Given problem
Select each line in the rows below that contains the string "started".

Records for processing
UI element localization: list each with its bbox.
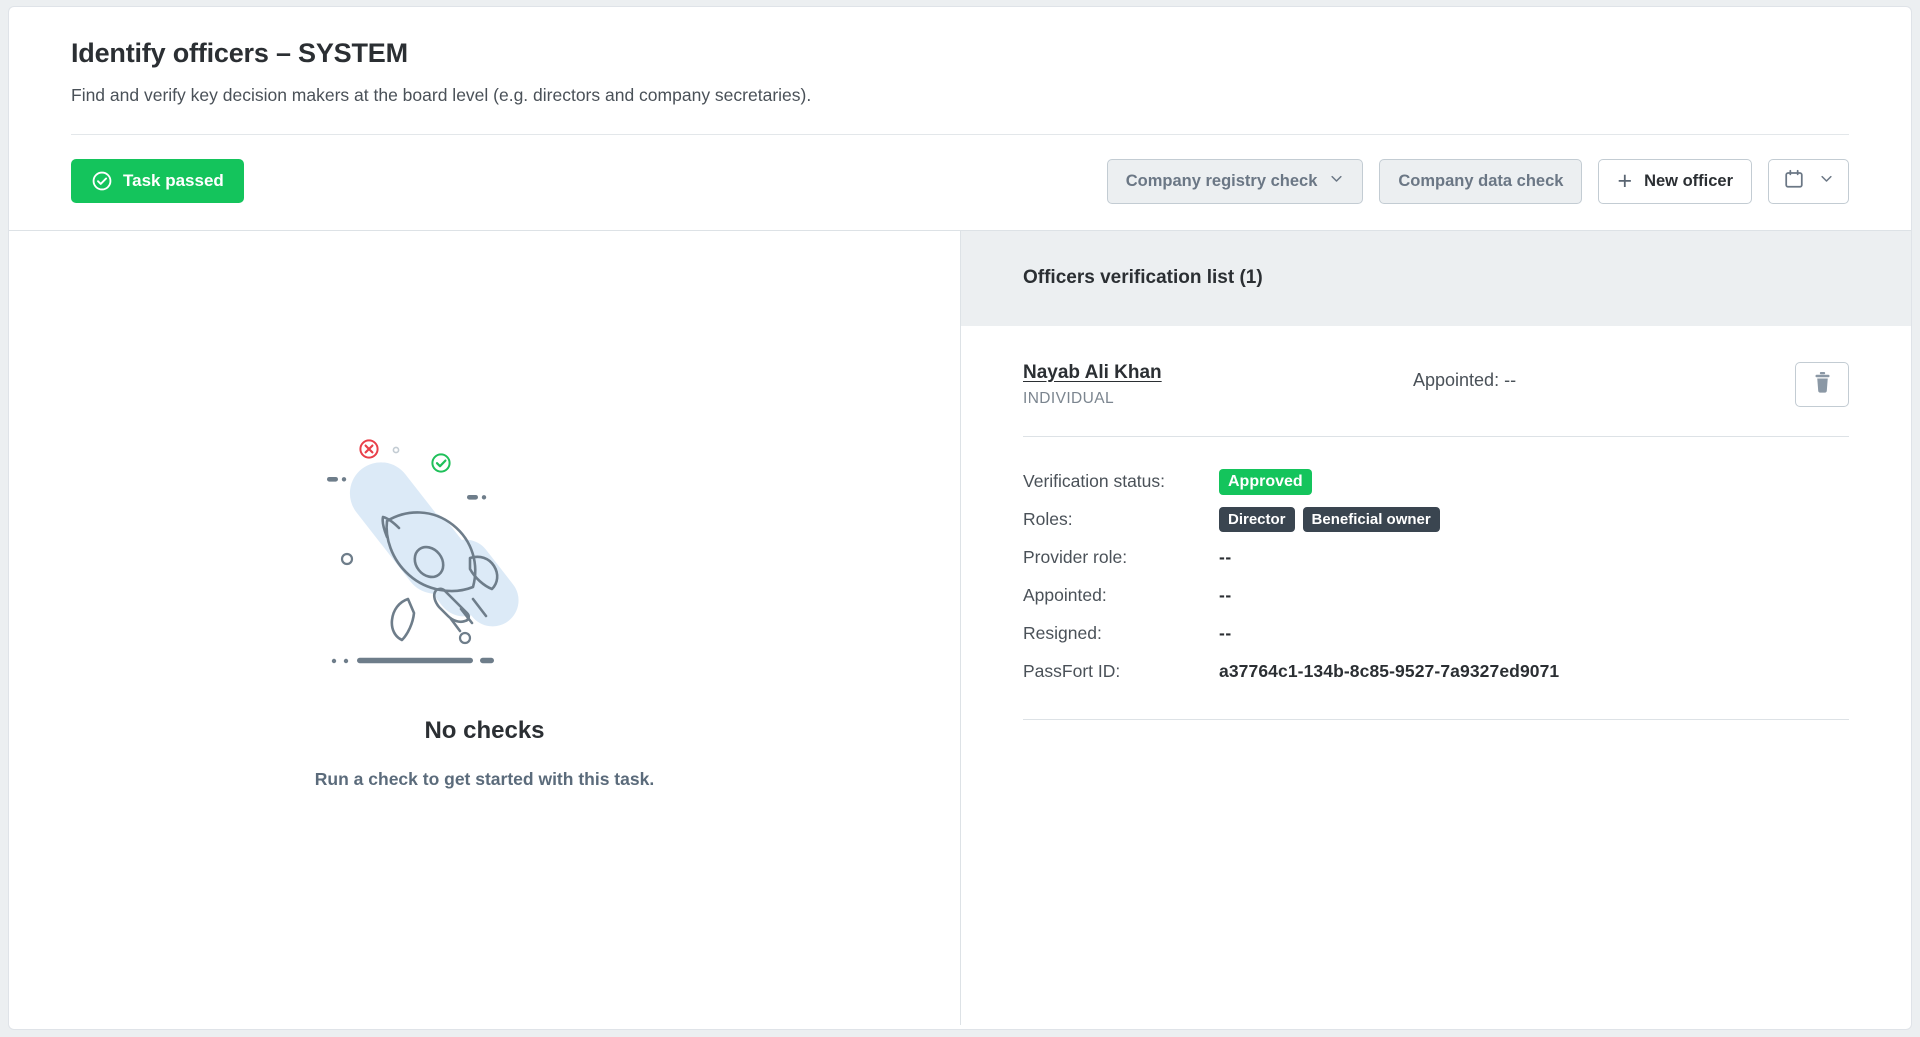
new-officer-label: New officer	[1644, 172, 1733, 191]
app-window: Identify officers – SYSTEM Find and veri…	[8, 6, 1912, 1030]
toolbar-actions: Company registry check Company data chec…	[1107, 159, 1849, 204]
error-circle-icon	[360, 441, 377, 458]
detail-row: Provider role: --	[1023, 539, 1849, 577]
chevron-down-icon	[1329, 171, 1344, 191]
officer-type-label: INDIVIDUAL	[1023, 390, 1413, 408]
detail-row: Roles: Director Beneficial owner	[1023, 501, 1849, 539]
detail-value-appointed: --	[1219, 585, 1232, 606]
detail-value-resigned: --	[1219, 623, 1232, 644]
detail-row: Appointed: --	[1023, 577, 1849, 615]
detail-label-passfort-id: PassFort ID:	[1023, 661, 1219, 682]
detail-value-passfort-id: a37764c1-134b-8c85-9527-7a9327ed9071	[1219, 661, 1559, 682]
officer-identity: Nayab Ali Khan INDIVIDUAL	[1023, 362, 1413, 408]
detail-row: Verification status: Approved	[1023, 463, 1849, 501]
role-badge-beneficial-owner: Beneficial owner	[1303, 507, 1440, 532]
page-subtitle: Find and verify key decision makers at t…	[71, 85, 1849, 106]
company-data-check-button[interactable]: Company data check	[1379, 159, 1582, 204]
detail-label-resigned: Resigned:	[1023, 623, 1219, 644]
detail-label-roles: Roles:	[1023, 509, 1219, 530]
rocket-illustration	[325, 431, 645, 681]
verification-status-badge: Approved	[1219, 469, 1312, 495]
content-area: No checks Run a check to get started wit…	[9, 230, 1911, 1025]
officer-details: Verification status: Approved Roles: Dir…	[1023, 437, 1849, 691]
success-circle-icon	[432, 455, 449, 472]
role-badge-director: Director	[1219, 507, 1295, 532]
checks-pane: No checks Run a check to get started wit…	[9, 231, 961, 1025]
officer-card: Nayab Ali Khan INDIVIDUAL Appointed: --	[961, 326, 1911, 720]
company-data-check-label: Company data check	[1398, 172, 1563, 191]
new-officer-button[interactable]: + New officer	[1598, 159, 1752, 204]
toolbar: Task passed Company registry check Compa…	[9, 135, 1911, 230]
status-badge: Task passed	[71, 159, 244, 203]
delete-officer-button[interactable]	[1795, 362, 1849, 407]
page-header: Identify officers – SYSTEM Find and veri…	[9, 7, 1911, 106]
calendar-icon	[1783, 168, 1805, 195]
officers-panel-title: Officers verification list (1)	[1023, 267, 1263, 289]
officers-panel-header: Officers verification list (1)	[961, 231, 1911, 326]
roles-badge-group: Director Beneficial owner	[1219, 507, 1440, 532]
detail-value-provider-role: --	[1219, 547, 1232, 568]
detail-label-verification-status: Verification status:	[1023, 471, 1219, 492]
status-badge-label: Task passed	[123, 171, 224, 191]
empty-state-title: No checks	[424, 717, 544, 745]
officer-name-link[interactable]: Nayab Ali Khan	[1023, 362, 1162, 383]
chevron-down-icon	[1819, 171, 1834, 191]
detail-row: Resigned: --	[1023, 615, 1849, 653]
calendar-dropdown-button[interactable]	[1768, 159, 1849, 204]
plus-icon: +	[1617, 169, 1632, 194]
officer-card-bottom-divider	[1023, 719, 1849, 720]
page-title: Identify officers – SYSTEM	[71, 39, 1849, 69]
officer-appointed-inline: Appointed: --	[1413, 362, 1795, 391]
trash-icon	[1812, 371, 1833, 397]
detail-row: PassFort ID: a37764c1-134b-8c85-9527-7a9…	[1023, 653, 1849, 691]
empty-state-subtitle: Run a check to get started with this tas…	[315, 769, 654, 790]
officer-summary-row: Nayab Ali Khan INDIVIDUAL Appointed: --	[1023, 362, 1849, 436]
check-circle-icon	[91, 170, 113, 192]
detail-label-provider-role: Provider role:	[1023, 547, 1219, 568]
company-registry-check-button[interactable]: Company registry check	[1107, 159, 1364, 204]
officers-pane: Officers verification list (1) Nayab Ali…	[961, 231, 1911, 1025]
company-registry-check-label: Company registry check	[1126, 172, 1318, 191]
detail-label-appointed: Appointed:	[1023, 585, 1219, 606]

Task output
content-area: No checks Run a check to get started wit…	[9, 230, 1911, 1025]
checks-pane: No checks Run a check to get started wit…	[9, 231, 961, 1025]
empty-state-subtitle: Run a check to get started with this tas…	[315, 769, 654, 790]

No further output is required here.